====== Entries shown
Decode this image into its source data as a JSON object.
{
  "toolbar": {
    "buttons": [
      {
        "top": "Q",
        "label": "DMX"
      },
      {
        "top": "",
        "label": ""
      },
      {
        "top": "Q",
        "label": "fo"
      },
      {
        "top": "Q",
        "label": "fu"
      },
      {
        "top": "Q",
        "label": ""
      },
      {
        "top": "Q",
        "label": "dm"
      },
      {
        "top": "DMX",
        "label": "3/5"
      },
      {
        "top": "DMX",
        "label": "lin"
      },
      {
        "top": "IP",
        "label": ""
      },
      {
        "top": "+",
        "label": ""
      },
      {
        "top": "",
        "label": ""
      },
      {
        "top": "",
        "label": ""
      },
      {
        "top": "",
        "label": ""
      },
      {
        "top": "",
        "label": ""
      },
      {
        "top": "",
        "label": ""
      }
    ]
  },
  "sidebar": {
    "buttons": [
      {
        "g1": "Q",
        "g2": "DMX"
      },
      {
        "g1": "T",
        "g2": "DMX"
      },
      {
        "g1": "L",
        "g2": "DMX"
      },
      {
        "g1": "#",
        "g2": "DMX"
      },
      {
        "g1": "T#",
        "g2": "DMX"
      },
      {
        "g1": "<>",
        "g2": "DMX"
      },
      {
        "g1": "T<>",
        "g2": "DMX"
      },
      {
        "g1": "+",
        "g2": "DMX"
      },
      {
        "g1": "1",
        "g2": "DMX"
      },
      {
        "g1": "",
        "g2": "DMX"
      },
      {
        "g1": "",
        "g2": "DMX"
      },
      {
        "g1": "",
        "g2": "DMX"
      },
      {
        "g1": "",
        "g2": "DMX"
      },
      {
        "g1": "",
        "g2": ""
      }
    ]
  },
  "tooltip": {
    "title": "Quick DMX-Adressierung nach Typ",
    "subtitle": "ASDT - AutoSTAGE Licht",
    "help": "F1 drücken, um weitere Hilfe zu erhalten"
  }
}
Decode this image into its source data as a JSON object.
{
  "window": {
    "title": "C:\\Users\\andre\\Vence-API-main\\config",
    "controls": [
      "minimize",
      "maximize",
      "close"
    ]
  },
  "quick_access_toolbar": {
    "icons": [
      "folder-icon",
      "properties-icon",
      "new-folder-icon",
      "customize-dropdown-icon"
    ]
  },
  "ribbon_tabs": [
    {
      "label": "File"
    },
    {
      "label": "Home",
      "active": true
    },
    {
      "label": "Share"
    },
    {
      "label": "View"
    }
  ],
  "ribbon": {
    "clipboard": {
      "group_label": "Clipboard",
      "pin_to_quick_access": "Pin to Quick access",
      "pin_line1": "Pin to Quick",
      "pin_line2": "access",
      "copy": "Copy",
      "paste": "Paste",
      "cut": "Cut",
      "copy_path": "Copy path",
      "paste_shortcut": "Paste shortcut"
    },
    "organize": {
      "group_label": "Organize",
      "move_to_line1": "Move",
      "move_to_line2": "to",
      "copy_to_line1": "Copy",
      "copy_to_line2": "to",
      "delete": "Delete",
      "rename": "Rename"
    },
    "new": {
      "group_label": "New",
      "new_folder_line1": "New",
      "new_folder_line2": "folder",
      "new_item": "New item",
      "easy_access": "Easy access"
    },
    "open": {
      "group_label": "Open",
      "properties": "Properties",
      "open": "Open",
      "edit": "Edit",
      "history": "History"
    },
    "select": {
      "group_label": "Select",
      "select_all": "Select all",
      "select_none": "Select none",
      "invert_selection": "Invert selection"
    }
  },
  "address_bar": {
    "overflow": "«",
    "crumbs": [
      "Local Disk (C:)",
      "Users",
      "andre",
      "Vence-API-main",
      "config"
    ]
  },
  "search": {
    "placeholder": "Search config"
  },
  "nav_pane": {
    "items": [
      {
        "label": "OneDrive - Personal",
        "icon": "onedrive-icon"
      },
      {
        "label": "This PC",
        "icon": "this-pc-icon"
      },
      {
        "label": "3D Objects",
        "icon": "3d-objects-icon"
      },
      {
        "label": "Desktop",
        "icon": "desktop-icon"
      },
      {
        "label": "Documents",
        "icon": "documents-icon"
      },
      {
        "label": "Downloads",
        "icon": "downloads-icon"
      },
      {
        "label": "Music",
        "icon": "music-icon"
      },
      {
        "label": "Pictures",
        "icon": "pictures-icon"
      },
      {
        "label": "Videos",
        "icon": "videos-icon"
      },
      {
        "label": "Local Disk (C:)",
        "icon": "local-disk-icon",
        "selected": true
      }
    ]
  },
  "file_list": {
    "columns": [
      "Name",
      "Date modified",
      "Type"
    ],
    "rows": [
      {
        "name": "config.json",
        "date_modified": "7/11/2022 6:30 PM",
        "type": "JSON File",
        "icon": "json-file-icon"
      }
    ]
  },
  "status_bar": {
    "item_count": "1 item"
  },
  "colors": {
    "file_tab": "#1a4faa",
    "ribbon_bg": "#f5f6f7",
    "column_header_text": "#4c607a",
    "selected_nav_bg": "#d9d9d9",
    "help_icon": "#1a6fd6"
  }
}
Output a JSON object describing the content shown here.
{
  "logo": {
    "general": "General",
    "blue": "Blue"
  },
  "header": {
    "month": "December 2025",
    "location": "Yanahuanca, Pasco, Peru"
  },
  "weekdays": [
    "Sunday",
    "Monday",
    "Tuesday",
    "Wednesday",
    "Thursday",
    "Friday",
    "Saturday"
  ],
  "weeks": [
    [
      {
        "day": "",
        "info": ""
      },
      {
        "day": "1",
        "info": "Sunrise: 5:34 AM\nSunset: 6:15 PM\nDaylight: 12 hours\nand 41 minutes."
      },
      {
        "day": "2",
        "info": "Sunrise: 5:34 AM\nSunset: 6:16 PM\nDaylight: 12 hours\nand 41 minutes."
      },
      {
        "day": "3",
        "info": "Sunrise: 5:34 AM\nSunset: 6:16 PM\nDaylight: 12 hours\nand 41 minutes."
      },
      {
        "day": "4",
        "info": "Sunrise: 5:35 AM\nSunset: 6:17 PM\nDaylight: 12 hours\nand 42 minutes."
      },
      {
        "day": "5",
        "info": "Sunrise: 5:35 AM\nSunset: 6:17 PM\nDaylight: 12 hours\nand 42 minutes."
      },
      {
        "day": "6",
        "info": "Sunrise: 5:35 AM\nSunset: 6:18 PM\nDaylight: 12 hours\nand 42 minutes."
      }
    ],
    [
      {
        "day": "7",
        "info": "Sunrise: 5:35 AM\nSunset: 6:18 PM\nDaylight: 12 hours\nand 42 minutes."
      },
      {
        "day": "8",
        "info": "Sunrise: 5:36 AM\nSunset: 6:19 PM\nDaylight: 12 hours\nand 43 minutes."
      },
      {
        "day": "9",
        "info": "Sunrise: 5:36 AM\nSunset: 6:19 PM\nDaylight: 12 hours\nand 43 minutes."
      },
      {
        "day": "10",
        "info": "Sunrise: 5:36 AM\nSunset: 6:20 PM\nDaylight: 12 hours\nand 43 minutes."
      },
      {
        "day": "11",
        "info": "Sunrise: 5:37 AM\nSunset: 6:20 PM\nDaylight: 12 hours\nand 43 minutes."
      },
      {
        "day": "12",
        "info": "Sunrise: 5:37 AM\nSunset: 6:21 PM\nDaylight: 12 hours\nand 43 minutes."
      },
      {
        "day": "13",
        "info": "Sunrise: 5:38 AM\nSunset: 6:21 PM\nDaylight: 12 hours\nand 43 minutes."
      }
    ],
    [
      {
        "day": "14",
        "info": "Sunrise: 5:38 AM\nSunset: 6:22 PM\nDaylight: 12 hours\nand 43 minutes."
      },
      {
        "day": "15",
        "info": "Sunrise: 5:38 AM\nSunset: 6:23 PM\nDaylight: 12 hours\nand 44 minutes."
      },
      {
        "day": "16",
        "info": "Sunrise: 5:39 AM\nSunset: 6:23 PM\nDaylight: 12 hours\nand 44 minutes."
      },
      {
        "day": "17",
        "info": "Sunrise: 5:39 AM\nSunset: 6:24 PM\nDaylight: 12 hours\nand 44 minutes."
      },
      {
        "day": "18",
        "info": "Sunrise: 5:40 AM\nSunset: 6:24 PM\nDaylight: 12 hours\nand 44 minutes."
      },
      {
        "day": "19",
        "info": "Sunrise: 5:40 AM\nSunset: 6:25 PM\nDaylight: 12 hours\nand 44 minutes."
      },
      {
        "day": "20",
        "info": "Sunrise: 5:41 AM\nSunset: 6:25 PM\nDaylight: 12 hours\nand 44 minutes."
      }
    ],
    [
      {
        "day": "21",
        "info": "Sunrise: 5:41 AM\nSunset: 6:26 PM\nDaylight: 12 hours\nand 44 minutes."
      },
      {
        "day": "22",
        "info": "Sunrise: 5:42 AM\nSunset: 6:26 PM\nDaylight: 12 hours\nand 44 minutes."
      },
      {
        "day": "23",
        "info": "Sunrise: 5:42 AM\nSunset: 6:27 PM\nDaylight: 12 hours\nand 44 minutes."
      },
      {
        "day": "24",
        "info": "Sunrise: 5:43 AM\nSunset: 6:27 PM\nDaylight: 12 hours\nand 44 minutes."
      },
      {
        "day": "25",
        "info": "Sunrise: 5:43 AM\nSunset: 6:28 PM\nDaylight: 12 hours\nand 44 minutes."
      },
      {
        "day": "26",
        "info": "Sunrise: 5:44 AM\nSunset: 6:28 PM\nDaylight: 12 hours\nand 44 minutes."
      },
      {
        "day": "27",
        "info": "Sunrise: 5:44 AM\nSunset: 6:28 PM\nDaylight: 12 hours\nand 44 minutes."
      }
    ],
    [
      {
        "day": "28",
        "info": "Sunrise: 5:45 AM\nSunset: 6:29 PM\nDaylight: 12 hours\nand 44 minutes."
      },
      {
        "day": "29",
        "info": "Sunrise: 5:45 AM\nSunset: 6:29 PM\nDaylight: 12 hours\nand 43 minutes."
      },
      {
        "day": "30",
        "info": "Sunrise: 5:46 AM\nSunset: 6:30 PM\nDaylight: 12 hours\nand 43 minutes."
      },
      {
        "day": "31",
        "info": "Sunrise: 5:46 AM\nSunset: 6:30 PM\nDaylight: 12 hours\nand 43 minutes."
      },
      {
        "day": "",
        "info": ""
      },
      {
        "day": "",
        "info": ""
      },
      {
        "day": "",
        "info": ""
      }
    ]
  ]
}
============
Required task: Look through the entries above; copy each line where the string "main" appears.

Result for this exercise:
    "title": "C:\\Users\\andre\\Vence-API-main\\config",
      "Vence-API-main",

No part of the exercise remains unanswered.